**Task to complete**. Quote the records that follow in full, leaving the pictures out.

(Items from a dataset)

========================

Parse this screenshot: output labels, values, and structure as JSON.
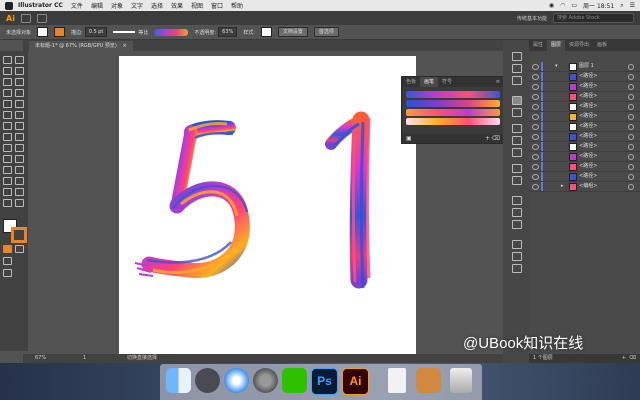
{
  "menubar": {
    "app_name": "Illustrator CC",
    "items": [
      "文件",
      "编辑",
      "对象",
      "文字",
      "选择",
      "效果",
      "视图",
      "窗口",
      "帮助"
    ],
    "clock": "周一 18:51"
  },
  "appbar": {
    "logo": "Ai",
    "workspace": "传统基本功能",
    "search_placeholder": "搜索 Adobe Stock"
  },
  "control_bar": {
    "selection_label": "未选择对象",
    "stroke_label": "描边:",
    "stroke_value": "0.5 pt",
    "uniform_label": "等比",
    "opacity_label": "不透明度:",
    "opacity_value": "63%",
    "style_label": "样式:",
    "doc_setup_button": "文档设置",
    "prefs_button": "首选项"
  },
  "document_tab": {
    "title": "未标题-1* @ 67% (RGB/GPU 预览)"
  },
  "artwork": {
    "digit_left": "5",
    "digit_right": "1"
  },
  "brush_panel": {
    "tabs": [
      "色板",
      "画笔",
      "符号"
    ],
    "active_tab": "画笔"
  },
  "status_bar": {
    "zoom": "67%",
    "page": "1",
    "tool_hint": "切换直接选择"
  },
  "layers_panel": {
    "tabs": [
      "属性",
      "图层",
      "资源导出",
      "画板"
    ],
    "active_tab": "图层",
    "layer_name": "图层 1",
    "rows": [
      "<路径>",
      "<路径>",
      "<路径>",
      "<路径>",
      "<路径>",
      "<路径>",
      "<路径>",
      "<路径>",
      "<路径>",
      "<路径>",
      "<路径>",
      "<编组>"
    ],
    "footer": "1 个图层"
  },
  "dock": {
    "apps": [
      "Finder",
      "Launchpad",
      "Safari",
      "System Preferences",
      "WeChat",
      "Photoshop",
      "Illustrator",
      "Document",
      "Preview",
      "Trash"
    ],
    "ps_label": "Ps",
    "ai_label": "Ai"
  },
  "watermark": "@UBook知识在线",
  "colors": {
    "ai_orange": "#ff9a00",
    "stroke_orange": "#e8852c",
    "panel_dark": "#424242",
    "workspace": "#535353"
  }
}
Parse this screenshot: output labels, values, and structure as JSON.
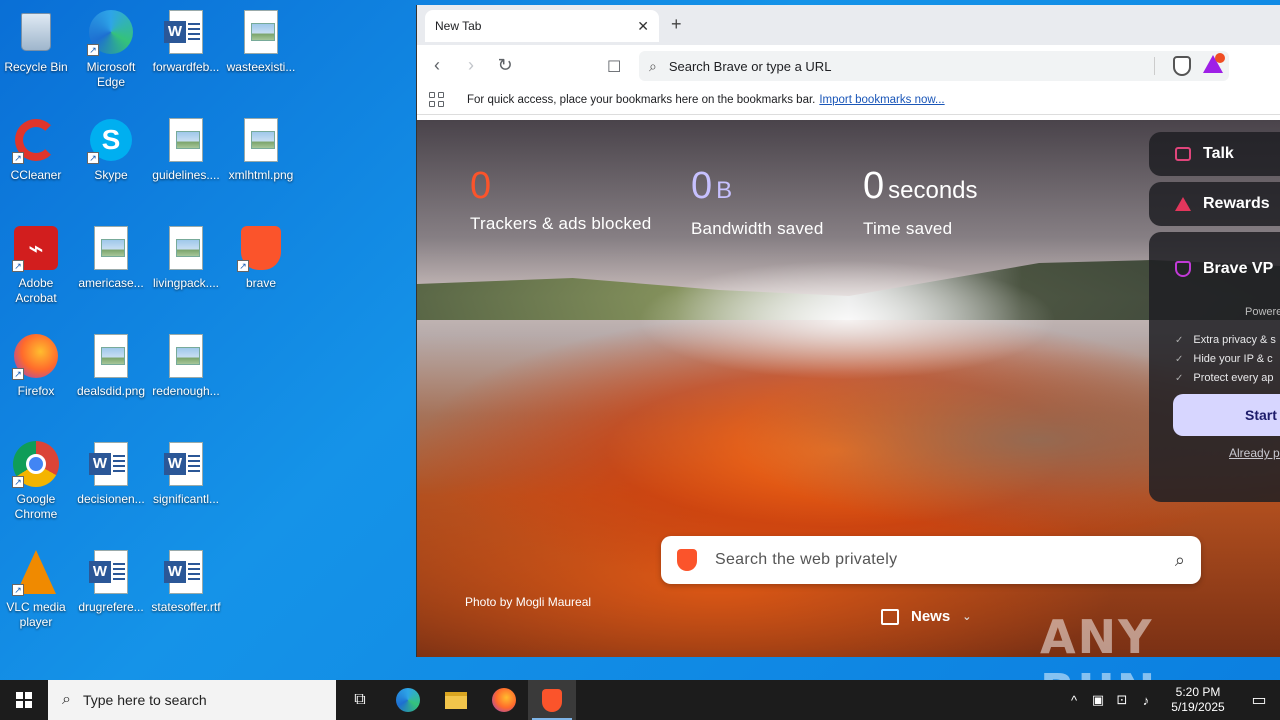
{
  "desktop": {
    "icons": [
      {
        "label": "Recycle Bin",
        "icon": "recycle-bin-icon"
      },
      {
        "label": "Microsoft Edge",
        "icon": "edge-icon"
      },
      {
        "label": "forwardfeb...",
        "icon": "word-doc-icon"
      },
      {
        "label": "wasteexisti...",
        "icon": "image-file-icon"
      },
      {
        "label": "CCleaner",
        "icon": "ccleaner-icon"
      },
      {
        "label": "Skype",
        "icon": "skype-icon"
      },
      {
        "label": "guidelines....",
        "icon": "image-file-icon"
      },
      {
        "label": "xmlhtml.png",
        "icon": "image-file-icon"
      },
      {
        "label": "Adobe Acrobat",
        "icon": "acrobat-icon"
      },
      {
        "label": "americase...",
        "icon": "image-file-icon"
      },
      {
        "label": "livingpack....",
        "icon": "image-file-icon"
      },
      {
        "label": "brave",
        "icon": "brave-icon"
      },
      {
        "label": "Firefox",
        "icon": "firefox-icon"
      },
      {
        "label": "dealsdid.png",
        "icon": "image-file-icon"
      },
      {
        "label": "redenough...",
        "icon": "image-file-icon"
      },
      {
        "label": "Google Chrome",
        "icon": "chrome-icon"
      },
      {
        "label": "decisionen...",
        "icon": "word-doc-icon"
      },
      {
        "label": "significantl...",
        "icon": "word-doc-icon"
      },
      {
        "label": "VLC media player",
        "icon": "vlc-icon"
      },
      {
        "label": "drugrefere...",
        "icon": "word-doc-icon"
      },
      {
        "label": "statesoffer.rtf",
        "icon": "word-doc-icon"
      }
    ]
  },
  "browser": {
    "tab_title": "New Tab",
    "url_placeholder": "Search Brave or type a URL",
    "bookmarks_hint": "For quick access, place your bookmarks here on the bookmarks bar.",
    "bookmarks_import": "Import bookmarks now...",
    "stats": {
      "trackers_value": "0",
      "trackers_label": "Trackers & ads blocked",
      "bandwidth_value": "0",
      "bandwidth_unit": "B",
      "bandwidth_label": "Bandwidth saved",
      "time_value": "0",
      "time_unit": "seconds",
      "time_label": "Time saved"
    },
    "widgets": {
      "talk": "Talk",
      "rewards": "Rewards",
      "vpn_title": "Brave VP",
      "vpn_powered": "Powered",
      "vpn_features": [
        "Extra privacy & s",
        "Hide your IP & c",
        "Protect every ap"
      ],
      "vpn_start": "Start",
      "vpn_already": "Already purch"
    },
    "search_placeholder": "Search the web privately",
    "photo_credit": "Photo by Mogli Maureal",
    "news_label": "News"
  },
  "watermark": "ANY RUN",
  "taskbar": {
    "search_placeholder": "Type here to search",
    "time": "5:20 PM",
    "date": "5/19/2025"
  },
  "colors": {
    "desktop_bg": "#0a7fe0",
    "brave_orange": "#fb542b",
    "tracker_count": "#fb542b",
    "bandwidth_count": "#c7c1ff"
  }
}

========================

**Reply**.
Parse this screenshot: output labels, values, and structure as JSON.
{
  "menubar": {
    "app_name": "Illustrator CC",
    "items": [
      "文件",
      "编辑",
      "对象",
      "文字",
      "选择",
      "效果",
      "视图",
      "窗口",
      "帮助"
    ],
    "clock": "周一 18:51"
  },
  "appbar": {
    "logo": "Ai",
    "workspace": "传统基本功能",
    "search_placeholder": "搜索 Adobe Stock"
  },
  "control_bar": {
    "selection_label": "未选择对象",
    "stroke_label": "描边:",
    "stroke_value": "0.5 pt",
    "uniform_label": "等比",
    "opacity_label": "不透明度:",
    "opacity_value": "63%",
    "style_label": "样式:",
    "doc_setup_button": "文档设置",
    "prefs_button": "首选项"
  },
  "document_tab": {
    "title": "未标题-1* @ 67% (RGB/GPU 预览)"
  },
  "artwork": {
    "digit_left": "5",
    "digit_right": "1"
  },
  "brush_panel": {
    "tabs": [
      "色板",
      "画笔",
      "符号"
    ],
    "active_tab": "画笔"
  },
  "status_bar": {
    "zoom": "67%",
    "page": "1",
    "tool_hint": "切换直接选择"
  },
  "layers_panel": {
    "tabs": [
      "属性",
      "图层",
      "资源导出",
      "画板"
    ],
    "active_tab": "图层",
    "layer_name": "图层 1",
    "rows": [
      "<路径>",
      "<路径>",
      "<路径>",
      "<路径>",
      "<路径>",
      "<路径>",
      "<路径>",
      "<路径>",
      "<路径>",
      "<路径>",
      "<路径>",
      "<编组>"
    ],
    "footer": "1 个图层"
  },
  "dock": {
    "apps": [
      "Finder",
      "Launchpad",
      "Safari",
      "System Preferences",
      "WeChat",
      "Photoshop",
      "Illustrator",
      "Document",
      "Preview",
      "Trash"
    ],
    "ps_label": "Ps",
    "ai_label": "Ai"
  },
  "watermark": "@UBook知识在线",
  "colors": {
    "ai_orange": "#ff9a00",
    "stroke_orange": "#e8852c",
    "panel_dark": "#424242",
    "workspace": "#535353"
  }
}
Parse this screenshot: output labels, values, and structure as JSON.
{
  "desktop": {
    "icons": [
      {
        "label": "Recycle Bin",
        "icon": "recycle-bin-icon"
      },
      {
        "label": "Microsoft Edge",
        "icon": "edge-icon"
      },
      {
        "label": "forwardfeb...",
        "icon": "word-doc-icon"
      },
      {
        "label": "wasteexisti...",
        "icon": "image-file-icon"
      },
      {
        "label": "CCleaner",
        "icon": "ccleaner-icon"
      },
      {
        "label": "Skype",
        "icon": "skype-icon"
      },
      {
        "label": "guidelines....",
        "icon": "image-file-icon"
      },
      {
        "label": "xmlhtml.png",
        "icon": "image-file-icon"
      },
      {
        "label": "Adobe Acrobat",
        "icon": "acrobat-icon"
      },
      {
        "label": "americase...",
        "icon": "image-file-icon"
      },
      {
        "label": "livingpack....",
        "icon": "image-file-icon"
      },
      {
        "label": "brave",
        "icon": "brave-icon"
      },
      {
        "label": "Firefox",
        "icon": "firefox-icon"
      },
      {
        "label": "dealsdid.png",
        "icon": "image-file-icon"
      },
      {
        "label": "redenough...",
        "icon": "image-file-icon"
      },
      {
        "label": "Google Chrome",
        "icon": "chrome-icon"
      },
      {
        "label": "decisionen...",
        "icon": "word-doc-icon"
      },
      {
        "label": "significantl...",
        "icon": "word-doc-icon"
      },
      {
        "label": "VLC media player",
        "icon": "vlc-icon"
      },
      {
        "label": "drugrefere...",
        "icon": "word-doc-icon"
      },
      {
        "label": "statesoffer.rtf",
        "icon": "word-doc-icon"
      }
    ]
  },
  "browser": {
    "tab_title": "New Tab",
    "url_placeholder": "Search Brave or type a URL",
    "bookmarks_hint": "For quick access, place your bookmarks here on the bookmarks bar.",
    "bookmarks_import": "Import bookmarks now...",
    "stats": {
      "trackers_value": "0",
      "trackers_label": "Trackers & ads blocked",
      "bandwidth_value": "0",
      "bandwidth_unit": "B",
      "bandwidth_label": "Bandwidth saved",
      "time_value": "0",
      "time_unit": "seconds",
      "time_label": "Time saved"
    },
    "widgets": {
      "talk": "Talk",
      "rewards": "Rewards",
      "vpn_title": "Brave VP",
      "vpn_powered": "Powered",
      "vpn_features": [
        "Extra privacy & s",
        "Hide your IP & c",
        "Protect every ap"
      ],
      "vpn_start": "Start",
      "vpn_already": "Already purch"
    },
    "search_placeholder": "Search the web privately",
    "photo_credit": "Photo by Mogli Maureal",
    "news_label": "News"
  },
  "watermark": "ANY RUN",
  "taskbar": {
    "search_placeholder": "Type here to search",
    "time": "5:20 PM",
    "date": "5/19/2025"
  },
  "colors": {
    "desktop_bg": "#0a7fe0",
    "brave_orange": "#fb542b",
    "tracker_count": "#fb542b",
    "bandwidth_count": "#c7c1ff"
  }
}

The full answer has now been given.